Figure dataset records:
□ □ □ □ □ □ □
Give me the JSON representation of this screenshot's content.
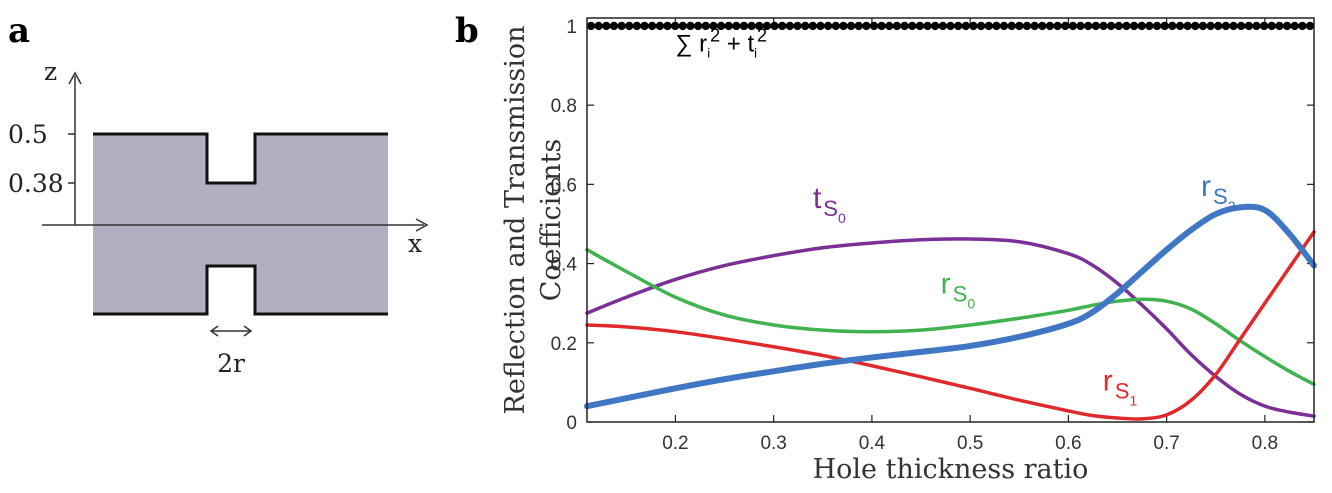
{
  "panels": {
    "a": "a",
    "b": "b"
  },
  "diagram": {
    "z_label": "z",
    "x_label": "x",
    "z_ticks": [
      "0.5",
      "0.38"
    ],
    "width_label": "2r",
    "fill_color": "#b3afc0"
  },
  "chart_data": {
    "type": "line",
    "xlabel": "Hole thickness ratio",
    "ylabel": [
      "Reflection and Transmission",
      "Coefficients"
    ],
    "xlim": [
      0.11,
      0.85
    ],
    "ylim": [
      0,
      1.02
    ],
    "x_ticks": [
      "0.2",
      "0.3",
      "0.4",
      "0.5",
      "0.6",
      "0.7",
      "0.8"
    ],
    "y_ticks": [
      "0",
      "0.2",
      "0.4",
      "0.6",
      "0.8",
      "1"
    ],
    "x": [
      0.11,
      0.15,
      0.2,
      0.25,
      0.3,
      0.35,
      0.4,
      0.45,
      0.5,
      0.55,
      0.6,
      0.625,
      0.65,
      0.675,
      0.7,
      0.725,
      0.75,
      0.775,
      0.8,
      0.825,
      0.85
    ],
    "series": [
      {
        "key": "tS0",
        "color": "#7b2f97",
        "width": 3.5,
        "values": [
          0.275,
          0.315,
          0.36,
          0.395,
          0.42,
          0.44,
          0.452,
          0.46,
          0.462,
          0.455,
          0.425,
          0.395,
          0.35,
          0.295,
          0.235,
          0.17,
          0.115,
          0.07,
          0.04,
          0.025,
          0.015
        ]
      },
      {
        "key": "rS0",
        "color": "#3fb34f",
        "width": 3.5,
        "values": [
          0.435,
          0.38,
          0.315,
          0.27,
          0.245,
          0.232,
          0.228,
          0.232,
          0.245,
          0.262,
          0.282,
          0.295,
          0.305,
          0.31,
          0.305,
          0.285,
          0.248,
          0.205,
          0.165,
          0.128,
          0.095
        ]
      },
      {
        "key": "rS1",
        "color": "#e02a2a",
        "width": 3.5,
        "values": [
          0.245,
          0.24,
          0.228,
          0.21,
          0.19,
          0.168,
          0.142,
          0.114,
          0.085,
          0.055,
          0.028,
          0.016,
          0.01,
          0.008,
          0.018,
          0.055,
          0.12,
          0.21,
          0.3,
          0.39,
          0.48
        ]
      },
      {
        "key": "rS2",
        "color": "#3f77c4",
        "width": 6,
        "values": [
          0.04,
          0.06,
          0.085,
          0.108,
          0.128,
          0.147,
          0.163,
          0.177,
          0.192,
          0.215,
          0.248,
          0.278,
          0.325,
          0.38,
          0.435,
          0.485,
          0.525,
          0.542,
          0.535,
          0.475,
          0.395
        ]
      },
      {
        "key": "sum",
        "color": "#000000",
        "width": 2,
        "marker": "dot",
        "values": [
          1,
          1,
          1,
          1,
          1,
          1,
          1,
          1,
          1,
          1,
          1,
          1,
          1,
          1,
          1,
          1,
          1,
          1,
          1,
          1,
          1
        ]
      }
    ],
    "labels": {
      "tS0": {
        "main": "t",
        "sub": "S",
        "subsub": "0",
        "color": "#7b2f97",
        "at": [
          0.34,
          0.54
        ]
      },
      "rS0": {
        "main": "r",
        "sub": "S",
        "subsub": "0",
        "color": "#3fb34f",
        "at": [
          0.47,
          0.325
        ]
      },
      "rS1": {
        "main": "r",
        "sub": "S",
        "subsub": "1",
        "color": "#e02a2a",
        "at": [
          0.635,
          0.08
        ]
      },
      "rS2": {
        "main": "r",
        "sub": "S",
        "subsub": "2",
        "color": "#3f77c4",
        "at": [
          0.735,
          0.57
        ]
      },
      "sum": {
        "text": "∑ r",
        "sub1": "i",
        "sup1": "2",
        "mid": " + t",
        "sub2": "i",
        "sup2": "2",
        "color": "#000000",
        "at": [
          0.2,
          0.935
        ]
      }
    }
  }
}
□ □ □ □ □ □ □
Work to be completed:
Leave the pictures out and reproduce all of the records exactly.

Output for this task:
Give me the JSON representation of this screenshot's content.
{
  "panels": {
    "a": "a",
    "b": "b"
  },
  "diagram": {
    "z_label": "z",
    "x_label": "x",
    "z_ticks": [
      "0.5",
      "0.38"
    ],
    "width_label": "2r",
    "fill_color": "#b3afc0"
  },
  "chart_data": {
    "type": "line",
    "xlabel": "Hole thickness ratio",
    "ylabel": [
      "Reflection and Transmission",
      "Coefficients"
    ],
    "xlim": [
      0.11,
      0.85
    ],
    "ylim": [
      0,
      1.02
    ],
    "x_ticks": [
      "0.2",
      "0.3",
      "0.4",
      "0.5",
      "0.6",
      "0.7",
      "0.8"
    ],
    "y_ticks": [
      "0",
      "0.2",
      "0.4",
      "0.6",
      "0.8",
      "1"
    ],
    "x": [
      0.11,
      0.15,
      0.2,
      0.25,
      0.3,
      0.35,
      0.4,
      0.45,
      0.5,
      0.55,
      0.6,
      0.625,
      0.65,
      0.675,
      0.7,
      0.725,
      0.75,
      0.775,
      0.8,
      0.825,
      0.85
    ],
    "series": [
      {
        "key": "tS0",
        "color": "#7b2f97",
        "width": 3.5,
        "values": [
          0.275,
          0.315,
          0.36,
          0.395,
          0.42,
          0.44,
          0.452,
          0.46,
          0.462,
          0.455,
          0.425,
          0.395,
          0.35,
          0.295,
          0.235,
          0.17,
          0.115,
          0.07,
          0.04,
          0.025,
          0.015
        ]
      },
      {
        "key": "rS0",
        "color": "#3fb34f",
        "width": 3.5,
        "values": [
          0.435,
          0.38,
          0.315,
          0.27,
          0.245,
          0.232,
          0.228,
          0.232,
          0.245,
          0.262,
          0.282,
          0.295,
          0.305,
          0.31,
          0.305,
          0.285,
          0.248,
          0.205,
          0.165,
          0.128,
          0.095
        ]
      },
      {
        "key": "rS1",
        "color": "#e02a2a",
        "width": 3.5,
        "values": [
          0.245,
          0.24,
          0.228,
          0.21,
          0.19,
          0.168,
          0.142,
          0.114,
          0.085,
          0.055,
          0.028,
          0.016,
          0.01,
          0.008,
          0.018,
          0.055,
          0.12,
          0.21,
          0.3,
          0.39,
          0.48
        ]
      },
      {
        "key": "rS2",
        "color": "#3f77c4",
        "width": 6,
        "values": [
          0.04,
          0.06,
          0.085,
          0.108,
          0.128,
          0.147,
          0.163,
          0.177,
          0.192,
          0.215,
          0.248,
          0.278,
          0.325,
          0.38,
          0.435,
          0.485,
          0.525,
          0.542,
          0.535,
          0.475,
          0.395
        ]
      },
      {
        "key": "sum",
        "color": "#000000",
        "width": 2,
        "marker": "dot",
        "values": [
          1,
          1,
          1,
          1,
          1,
          1,
          1,
          1,
          1,
          1,
          1,
          1,
          1,
          1,
          1,
          1,
          1,
          1,
          1,
          1,
          1
        ]
      }
    ],
    "labels": {
      "tS0": {
        "main": "t",
        "sub": "S",
        "subsub": "0",
        "color": "#7b2f97",
        "at": [
          0.34,
          0.54
        ]
      },
      "rS0": {
        "main": "r",
        "sub": "S",
        "subsub": "0",
        "color": "#3fb34f",
        "at": [
          0.47,
          0.325
        ]
      },
      "rS1": {
        "main": "r",
        "sub": "S",
        "subsub": "1",
        "color": "#e02a2a",
        "at": [
          0.635,
          0.08
        ]
      },
      "rS2": {
        "main": "r",
        "sub": "S",
        "subsub": "2",
        "color": "#3f77c4",
        "at": [
          0.735,
          0.57
        ]
      },
      "sum": {
        "text": "∑ r",
        "sub1": "i",
        "sup1": "2",
        "mid": " + t",
        "sub2": "i",
        "sup2": "2",
        "color": "#000000",
        "at": [
          0.2,
          0.935
        ]
      }
    }
  }
}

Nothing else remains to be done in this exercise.